What you should do: Reproduce each line of the listing exactly.

Collected data:

-- Begin --

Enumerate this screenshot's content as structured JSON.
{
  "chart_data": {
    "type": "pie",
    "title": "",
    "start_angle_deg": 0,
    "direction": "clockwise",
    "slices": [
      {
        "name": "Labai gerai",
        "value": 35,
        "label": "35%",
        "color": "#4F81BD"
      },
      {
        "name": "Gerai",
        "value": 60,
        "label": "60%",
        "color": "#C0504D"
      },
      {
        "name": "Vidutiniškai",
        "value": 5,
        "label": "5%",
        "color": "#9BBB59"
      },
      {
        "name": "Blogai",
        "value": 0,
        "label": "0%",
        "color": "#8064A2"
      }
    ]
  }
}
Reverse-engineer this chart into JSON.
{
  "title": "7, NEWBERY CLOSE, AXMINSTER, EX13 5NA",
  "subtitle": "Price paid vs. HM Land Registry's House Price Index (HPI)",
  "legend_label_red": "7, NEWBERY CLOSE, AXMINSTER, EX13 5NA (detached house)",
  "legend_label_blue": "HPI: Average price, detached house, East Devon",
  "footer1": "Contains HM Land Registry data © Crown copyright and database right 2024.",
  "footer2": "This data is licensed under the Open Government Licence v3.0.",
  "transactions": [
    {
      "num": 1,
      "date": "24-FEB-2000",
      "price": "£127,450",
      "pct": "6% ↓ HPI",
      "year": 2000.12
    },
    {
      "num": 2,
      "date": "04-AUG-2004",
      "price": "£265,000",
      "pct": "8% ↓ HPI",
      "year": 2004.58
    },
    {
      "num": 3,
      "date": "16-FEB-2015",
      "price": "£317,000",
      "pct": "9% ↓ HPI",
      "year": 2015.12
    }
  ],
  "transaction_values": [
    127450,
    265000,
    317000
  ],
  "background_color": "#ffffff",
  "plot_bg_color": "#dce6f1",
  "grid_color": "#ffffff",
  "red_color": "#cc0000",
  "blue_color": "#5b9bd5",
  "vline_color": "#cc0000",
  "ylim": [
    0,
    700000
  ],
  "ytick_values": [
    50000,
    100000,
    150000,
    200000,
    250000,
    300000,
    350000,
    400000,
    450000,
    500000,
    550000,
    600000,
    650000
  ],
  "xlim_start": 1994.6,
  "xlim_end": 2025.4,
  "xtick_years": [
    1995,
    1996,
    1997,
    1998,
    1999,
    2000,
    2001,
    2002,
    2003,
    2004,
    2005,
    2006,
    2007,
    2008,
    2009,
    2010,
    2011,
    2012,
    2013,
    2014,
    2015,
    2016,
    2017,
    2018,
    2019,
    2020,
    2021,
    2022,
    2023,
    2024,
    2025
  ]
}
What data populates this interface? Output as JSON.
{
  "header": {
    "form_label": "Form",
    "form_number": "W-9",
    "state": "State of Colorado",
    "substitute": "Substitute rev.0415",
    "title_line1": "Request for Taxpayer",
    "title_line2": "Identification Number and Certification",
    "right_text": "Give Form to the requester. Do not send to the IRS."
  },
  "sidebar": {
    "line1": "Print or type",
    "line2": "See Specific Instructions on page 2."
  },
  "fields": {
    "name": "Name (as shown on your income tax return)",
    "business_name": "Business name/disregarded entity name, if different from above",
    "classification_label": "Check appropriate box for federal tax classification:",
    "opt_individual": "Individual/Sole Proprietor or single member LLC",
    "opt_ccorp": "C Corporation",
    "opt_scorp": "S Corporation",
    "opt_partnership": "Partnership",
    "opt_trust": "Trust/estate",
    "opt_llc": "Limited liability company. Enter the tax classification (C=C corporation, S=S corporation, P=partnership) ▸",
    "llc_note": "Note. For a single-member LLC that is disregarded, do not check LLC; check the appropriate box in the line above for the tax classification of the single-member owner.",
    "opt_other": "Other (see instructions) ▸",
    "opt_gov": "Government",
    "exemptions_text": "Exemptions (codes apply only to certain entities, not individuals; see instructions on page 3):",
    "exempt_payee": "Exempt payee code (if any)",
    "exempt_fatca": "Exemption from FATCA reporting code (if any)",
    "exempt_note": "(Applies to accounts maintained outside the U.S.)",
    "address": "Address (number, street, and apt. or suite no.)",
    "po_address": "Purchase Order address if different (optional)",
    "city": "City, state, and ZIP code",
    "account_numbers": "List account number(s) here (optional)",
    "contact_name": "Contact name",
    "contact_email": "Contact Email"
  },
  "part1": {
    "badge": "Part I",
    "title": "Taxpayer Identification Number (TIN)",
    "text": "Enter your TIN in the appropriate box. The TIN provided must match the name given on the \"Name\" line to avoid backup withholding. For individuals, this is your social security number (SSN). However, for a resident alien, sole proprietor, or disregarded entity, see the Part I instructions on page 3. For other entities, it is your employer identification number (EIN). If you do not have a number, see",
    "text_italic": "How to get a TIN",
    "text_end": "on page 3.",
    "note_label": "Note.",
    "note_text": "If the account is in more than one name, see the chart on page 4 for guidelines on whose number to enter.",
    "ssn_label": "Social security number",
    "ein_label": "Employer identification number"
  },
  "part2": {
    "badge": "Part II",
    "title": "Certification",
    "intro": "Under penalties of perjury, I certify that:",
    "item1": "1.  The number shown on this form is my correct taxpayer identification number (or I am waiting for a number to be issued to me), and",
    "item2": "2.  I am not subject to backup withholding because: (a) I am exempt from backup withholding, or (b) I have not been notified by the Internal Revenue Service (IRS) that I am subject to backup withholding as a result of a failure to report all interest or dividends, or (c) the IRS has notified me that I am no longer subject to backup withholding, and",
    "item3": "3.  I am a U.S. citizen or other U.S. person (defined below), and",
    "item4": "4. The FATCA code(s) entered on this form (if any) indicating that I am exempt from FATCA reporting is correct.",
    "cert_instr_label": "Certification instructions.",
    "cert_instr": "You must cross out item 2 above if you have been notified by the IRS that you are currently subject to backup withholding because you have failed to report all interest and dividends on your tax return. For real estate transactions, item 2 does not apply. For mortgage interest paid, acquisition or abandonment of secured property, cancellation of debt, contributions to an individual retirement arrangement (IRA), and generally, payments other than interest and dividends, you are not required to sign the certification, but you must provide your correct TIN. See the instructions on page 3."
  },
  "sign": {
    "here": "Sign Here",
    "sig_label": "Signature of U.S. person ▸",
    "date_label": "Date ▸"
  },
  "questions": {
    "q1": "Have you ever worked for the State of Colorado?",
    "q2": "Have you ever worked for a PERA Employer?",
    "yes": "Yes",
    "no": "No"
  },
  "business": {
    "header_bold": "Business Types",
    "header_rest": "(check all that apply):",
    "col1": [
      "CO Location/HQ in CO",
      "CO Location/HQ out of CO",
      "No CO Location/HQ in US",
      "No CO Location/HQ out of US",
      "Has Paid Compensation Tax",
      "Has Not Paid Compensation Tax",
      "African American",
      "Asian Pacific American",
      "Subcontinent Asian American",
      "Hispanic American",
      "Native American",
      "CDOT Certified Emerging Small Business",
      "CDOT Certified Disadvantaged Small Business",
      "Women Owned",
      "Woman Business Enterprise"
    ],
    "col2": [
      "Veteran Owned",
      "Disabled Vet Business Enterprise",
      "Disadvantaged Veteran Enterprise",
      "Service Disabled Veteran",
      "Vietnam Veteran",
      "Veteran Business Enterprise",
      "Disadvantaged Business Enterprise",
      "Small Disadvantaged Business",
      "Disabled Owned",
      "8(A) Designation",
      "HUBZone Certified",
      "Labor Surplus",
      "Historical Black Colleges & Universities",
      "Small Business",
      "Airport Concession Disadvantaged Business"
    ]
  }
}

-- End --

Solved exercise:
Enumerate this screenshot's content as structured JSON.
{
  "chart_data": {
    "type": "pie",
    "title": "",
    "start_angle_deg": 0,
    "direction": "clockwise",
    "slices": [
      {
        "name": "Labai gerai",
        "value": 35,
        "label": "35%",
        "color": "#4F81BD"
      },
      {
        "name": "Gerai",
        "value": 60,
        "label": "60%",
        "color": "#C0504D"
      },
      {
        "name": "Vidutiniškai",
        "value": 5,
        "label": "5%",
        "color": "#9BBB59"
      },
      {
        "name": "Blogai",
        "value": 0,
        "label": "0%",
        "color": "#8064A2"
      }
    ]
  }
}
Reverse-engineer this chart into JSON.
{
  "title": "7, NEWBERY CLOSE, AXMINSTER, EX13 5NA",
  "subtitle": "Price paid vs. HM Land Registry's House Price Index (HPI)",
  "legend_label_red": "7, NEWBERY CLOSE, AXMINSTER, EX13 5NA (detached house)",
  "legend_label_blue": "HPI: Average price, detached house, East Devon",
  "footer1": "Contains HM Land Registry data © Crown copyright and database right 2024.",
  "footer2": "This data is licensed under the Open Government Licence v3.0.",
  "transactions": [
    {
      "num": 1,
      "date": "24-FEB-2000",
      "price": "£127,450",
      "pct": "6% ↓ HPI",
      "year": 2000.12
    },
    {
      "num": 2,
      "date": "04-AUG-2004",
      "price": "£265,000",
      "pct": "8% ↓ HPI",
      "year": 2004.58
    },
    {
      "num": 3,
      "date": "16-FEB-2015",
      "price": "£317,000",
      "pct": "9% ↓ HPI",
      "year": 2015.12
    }
  ],
  "transaction_values": [
    127450,
    265000,
    317000
  ],
  "background_color": "#ffffff",
  "plot_bg_color": "#dce6f1",
  "grid_color": "#ffffff",
  "red_color": "#cc0000",
  "blue_color": "#5b9bd5",
  "vline_color": "#cc0000",
  "ylim": [
    0,
    700000
  ],
  "ytick_values": [
    50000,
    100000,
    150000,
    200000,
    250000,
    300000,
    350000,
    400000,
    450000,
    500000,
    550000,
    600000,
    650000
  ],
  "xlim_start": 1994.6,
  "xlim_end": 2025.4,
  "xtick_years": [
    1995,
    1996,
    1997,
    1998,
    1999,
    2000,
    2001,
    2002,
    2003,
    2004,
    2005,
    2006,
    2007,
    2008,
    2009,
    2010,
    2011,
    2012,
    2013,
    2014,
    2015,
    2016,
    2017,
    2018,
    2019,
    2020,
    2021,
    2022,
    2023,
    2024,
    2025
  ]
}
What data populates this interface? Output as JSON.
{
  "header": {
    "form_label": "Form",
    "form_number": "W-9",
    "state": "State of Colorado",
    "substitute": "Substitute rev.0415",
    "title_line1": "Request for Taxpayer",
    "title_line2": "Identification Number and Certification",
    "right_text": "Give Form to the requester. Do not send to the IRS."
  },
  "sidebar": {
    "line1": "Print or type",
    "line2": "See Specific Instructions on page 2."
  },
  "fields": {
    "name": "Name (as shown on your income tax return)",
    "business_name": "Business name/disregarded entity name, if different from above",
    "classification_label": "Check appropriate box for federal tax classification:",
    "opt_individual": "Individual/Sole Proprietor or single member LLC",
    "opt_ccorp": "C Corporation",
    "opt_scorp": "S Corporation",
    "opt_partnership": "Partnership",
    "opt_trust": "Trust/estate",
    "opt_llc": "Limited liability company. Enter the tax classification (C=C corporation, S=S corporation, P=partnership) ▸",
    "llc_note": "Note. For a single-member LLC that is disregarded, do not check LLC; check the appropriate box in the line above for the tax classification of the single-member owner.",
    "opt_other": "Other (see instructions) ▸",
    "opt_gov": "Government",
    "exemptions_text": "Exemptions (codes apply only to certain entities, not individuals; see instructions on page 3):",
    "exempt_payee": "Exempt payee code (if any)",
    "exempt_fatca": "Exemption from FATCA reporting code (if any)",
    "exempt_note": "(Applies to accounts maintained outside the U.S.)",
    "address": "Address (number, street, and apt. or suite no.)",
    "po_address": "Purchase Order address if different (optional)",
    "city": "City, state, and ZIP code",
    "account_numbers": "List account number(s) here (optional)",
    "contact_name": "Contact name",
    "contact_email": "Contact Email"
  },
  "part1": {
    "badge": "Part I",
    "title": "Taxpayer Identification Number (TIN)",
    "text": "Enter your TIN in the appropriate box. The TIN provided must match the name given on the \"Name\" line to avoid backup withholding. For individuals, this is your social security number (SSN). However, for a resident alien, sole proprietor, or disregarded entity, see the Part I instructions on page 3. For other entities, it is your employer identification number (EIN). If you do not have a number, see",
    "text_italic": "How to get a TIN",
    "text_end": "on page 3.",
    "note_label": "Note.",
    "note_text": "If the account is in more than one name, see the chart on page 4 for guidelines on whose number to enter.",
    "ssn_label": "Social security number",
    "ein_label": "Employer identification number"
  },
  "part2": {
    "badge": "Part II",
    "title": "Certification",
    "intro": "Under penalties of perjury, I certify that:",
    "item1": "1.  The number shown on this form is my correct taxpayer identification number (or I am waiting for a number to be issued to me), and",
    "item2": "2.  I am not subject to backup withholding because: (a) I am exempt from backup withholding, or (b) I have not been notified by the Internal Revenue Service (IRS) that I am subject to backup withholding as a result of a failure to report all interest or dividends, or (c) the IRS has notified me that I am no longer subject to backup withholding, and",
    "item3": "3.  I am a U.S. citizen or other U.S. person (defined below), and",
    "item4": "4. The FATCA code(s) entered on this form (if any) indicating that I am exempt from FATCA reporting is correct.",
    "cert_instr_label": "Certification instructions.",
    "cert_instr": "You must cross out item 2 above if you have been notified by the IRS that you are currently subject to backup withholding because you have failed to report all interest and dividends on your tax return. For real estate transactions, item 2 does not apply. For mortgage interest paid, acquisition or abandonment of secured property, cancellation of debt, contributions to an individual retirement arrangement (IRA), and generally, payments other than interest and dividends, you are not required to sign the certification, but you must provide your correct TIN. See the instructions on page 3."
  },
  "sign": {
    "here": "Sign Here",
    "sig_label": "Signature of U.S. person ▸",
    "date_label": "Date ▸"
  },
  "questions": {
    "q1": "Have you ever worked for the State of Colorado?",
    "q2": "Have you ever worked for a PERA Employer?",
    "yes": "Yes",
    "no": "No"
  },
  "business": {
    "header_bold": "Business Types",
    "header_rest": "(check all that apply):",
    "col1": [
      "CO Location/HQ in CO",
      "CO Location/HQ out of CO",
      "No CO Location/HQ in US",
      "No CO Location/HQ out of US",
      "Has Paid Compensation Tax",
      "Has Not Paid Compensation Tax",
      "African American",
      "Asian Pacific American",
      "Subcontinent Asian American",
      "Hispanic American",
      "Native American",
      "CDOT Certified Emerging Small Business",
      "CDOT Certified Disadvantaged Small Business",
      "Women Owned",
      "Woman Business Enterprise"
    ],
    "col2": [
      "Veteran Owned",
      "Disabled Vet Business Enterprise",
      "Disadvantaged Veteran Enterprise",
      "Service Disabled Veteran",
      "Vietnam Veteran",
      "Veteran Business Enterprise",
      "Disadvantaged Business Enterprise",
      "Small Disadvantaged Business",
      "Disabled Owned",
      "8(A) Designation",
      "HUBZone Certified",
      "Labor Surplus",
      "Historical Black Colleges & Universities",
      "Small Business",
      "Airport Concession Disadvantaged Business"
    ]
  }
}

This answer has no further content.